» **Data tied to figure images**:
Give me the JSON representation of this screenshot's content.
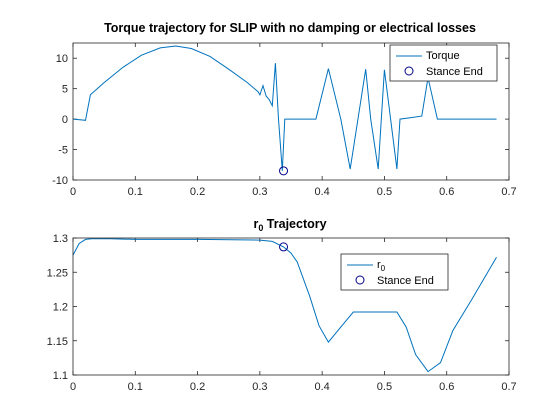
{
  "colors": {
    "line": "#0072BD",
    "marker": "#00008B",
    "axis": "#262626"
  },
  "chart_data": [
    {
      "type": "line",
      "title": "Torque trajectory for SLIP with no damping or electrical losses",
      "xlim": [
        0,
        0.7
      ],
      "ylim": [
        -10,
        12.5
      ],
      "xticks": [
        0,
        0.1,
        0.2,
        0.3,
        0.4,
        0.5,
        0.6,
        0.7
      ],
      "yticks": [
        -10,
        -5,
        0,
        5,
        10
      ],
      "xtick_labels": [
        "0",
        "0.1",
        "0.2",
        "0.3",
        "0.4",
        "0.5",
        "0.6",
        "0.7"
      ],
      "ytick_labels": [
        "-10",
        "-5",
        "0",
        "5",
        "10"
      ],
      "legend_position": "top-right",
      "series": [
        {
          "name": "Torque",
          "x": [
            0,
            0.02,
            0.028,
            0.05,
            0.08,
            0.11,
            0.14,
            0.165,
            0.19,
            0.22,
            0.25,
            0.28,
            0.297,
            0.3,
            0.305,
            0.31,
            0.315,
            0.32,
            0.325,
            0.33,
            0.336,
            0.34,
            0.355,
            0.39,
            0.41,
            0.43,
            0.445,
            0.47,
            0.478,
            0.49,
            0.5,
            0.52,
            0.525,
            0.54,
            0.56,
            0.57,
            0.585,
            0.6,
            0.68
          ],
          "y": [
            0,
            -0.2,
            4,
            6,
            8.5,
            10.5,
            11.7,
            12,
            11.6,
            10.3,
            8.2,
            6,
            4.5,
            4,
            5.5,
            3.8,
            3.2,
            2.2,
            9.2,
            0,
            -8.5,
            0,
            0,
            0,
            8.3,
            0,
            -8.2,
            8.2,
            0,
            -8.2,
            8.1,
            -8.2,
            0,
            0.2,
            0.5,
            6.8,
            0,
            0,
            0
          ]
        },
        {
          "name": "Stance End",
          "marker_only": true,
          "x": [
            0.338
          ],
          "y": [
            -8.5
          ]
        }
      ]
    },
    {
      "type": "line",
      "title": "r",
      "title_subscript": "0",
      "title_suffix": " Trajectory",
      "xlim": [
        0,
        0.7
      ],
      "ylim": [
        1.1,
        1.3
      ],
      "xticks": [
        0,
        0.1,
        0.2,
        0.3,
        0.4,
        0.5,
        0.6,
        0.7
      ],
      "yticks": [
        1.1,
        1.15,
        1.2,
        1.25,
        1.3
      ],
      "xtick_labels": [
        "0",
        "0.1",
        "0.2",
        "0.3",
        "0.4",
        "0.5",
        "0.6",
        "0.7"
      ],
      "ytick_labels": [
        "1.1",
        "1.15",
        "1.2",
        "1.25",
        "1.3"
      ],
      "legend_position": "top-right",
      "series": [
        {
          "name": "r",
          "name_subscript": "0",
          "x": [
            0,
            0.01,
            0.02,
            0.03,
            0.06,
            0.1,
            0.2,
            0.3,
            0.32,
            0.338,
            0.35,
            0.36,
            0.38,
            0.395,
            0.41,
            0.43,
            0.45,
            0.47,
            0.5,
            0.52,
            0.535,
            0.55,
            0.57,
            0.59,
            0.61,
            0.64,
            0.68
          ],
          "y": [
            1.275,
            1.292,
            1.298,
            1.299,
            1.299,
            1.298,
            1.298,
            1.297,
            1.295,
            1.287,
            1.278,
            1.265,
            1.215,
            1.172,
            1.148,
            1.17,
            1.192,
            1.192,
            1.192,
            1.192,
            1.17,
            1.13,
            1.105,
            1.118,
            1.165,
            1.21,
            1.272
          ]
        },
        {
          "name": "Stance End",
          "marker_only": true,
          "x": [
            0.338
          ],
          "y": [
            1.287
          ]
        }
      ]
    }
  ]
}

» **EXERCISE OBJECTIVE**: Your task is to return the entries above exactly, with no pictures.

» **EXPECTED ANSWER**:
Give me the JSON representation of this screenshot's content.
{
  "colors": {
    "line": "#0072BD",
    "marker": "#00008B",
    "axis": "#262626"
  },
  "chart_data": [
    {
      "type": "line",
      "title": "Torque trajectory for SLIP with no damping or electrical losses",
      "xlim": [
        0,
        0.7
      ],
      "ylim": [
        -10,
        12.5
      ],
      "xticks": [
        0,
        0.1,
        0.2,
        0.3,
        0.4,
        0.5,
        0.6,
        0.7
      ],
      "yticks": [
        -10,
        -5,
        0,
        5,
        10
      ],
      "xtick_labels": [
        "0",
        "0.1",
        "0.2",
        "0.3",
        "0.4",
        "0.5",
        "0.6",
        "0.7"
      ],
      "ytick_labels": [
        "-10",
        "-5",
        "0",
        "5",
        "10"
      ],
      "legend_position": "top-right",
      "series": [
        {
          "name": "Torque",
          "x": [
            0,
            0.02,
            0.028,
            0.05,
            0.08,
            0.11,
            0.14,
            0.165,
            0.19,
            0.22,
            0.25,
            0.28,
            0.297,
            0.3,
            0.305,
            0.31,
            0.315,
            0.32,
            0.325,
            0.33,
            0.336,
            0.34,
            0.355,
            0.39,
            0.41,
            0.43,
            0.445,
            0.47,
            0.478,
            0.49,
            0.5,
            0.52,
            0.525,
            0.54,
            0.56,
            0.57,
            0.585,
            0.6,
            0.68
          ],
          "y": [
            0,
            -0.2,
            4,
            6,
            8.5,
            10.5,
            11.7,
            12,
            11.6,
            10.3,
            8.2,
            6,
            4.5,
            4,
            5.5,
            3.8,
            3.2,
            2.2,
            9.2,
            0,
            -8.5,
            0,
            0,
            0,
            8.3,
            0,
            -8.2,
            8.2,
            0,
            -8.2,
            8.1,
            -8.2,
            0,
            0.2,
            0.5,
            6.8,
            0,
            0,
            0
          ]
        },
        {
          "name": "Stance End",
          "marker_only": true,
          "x": [
            0.338
          ],
          "y": [
            -8.5
          ]
        }
      ]
    },
    {
      "type": "line",
      "title": "r",
      "title_subscript": "0",
      "title_suffix": " Trajectory",
      "xlim": [
        0,
        0.7
      ],
      "ylim": [
        1.1,
        1.3
      ],
      "xticks": [
        0,
        0.1,
        0.2,
        0.3,
        0.4,
        0.5,
        0.6,
        0.7
      ],
      "yticks": [
        1.1,
        1.15,
        1.2,
        1.25,
        1.3
      ],
      "xtick_labels": [
        "0",
        "0.1",
        "0.2",
        "0.3",
        "0.4",
        "0.5",
        "0.6",
        "0.7"
      ],
      "ytick_labels": [
        "1.1",
        "1.15",
        "1.2",
        "1.25",
        "1.3"
      ],
      "legend_position": "top-right",
      "series": [
        {
          "name": "r",
          "name_subscript": "0",
          "x": [
            0,
            0.01,
            0.02,
            0.03,
            0.06,
            0.1,
            0.2,
            0.3,
            0.32,
            0.338,
            0.35,
            0.36,
            0.38,
            0.395,
            0.41,
            0.43,
            0.45,
            0.47,
            0.5,
            0.52,
            0.535,
            0.55,
            0.57,
            0.59,
            0.61,
            0.64,
            0.68
          ],
          "y": [
            1.275,
            1.292,
            1.298,
            1.299,
            1.299,
            1.298,
            1.298,
            1.297,
            1.295,
            1.287,
            1.278,
            1.265,
            1.215,
            1.172,
            1.148,
            1.17,
            1.192,
            1.192,
            1.192,
            1.192,
            1.17,
            1.13,
            1.105,
            1.118,
            1.165,
            1.21,
            1.272
          ]
        },
        {
          "name": "Stance End",
          "marker_only": true,
          "x": [
            0.338
          ],
          "y": [
            1.287
          ]
        }
      ]
    }
  ]
}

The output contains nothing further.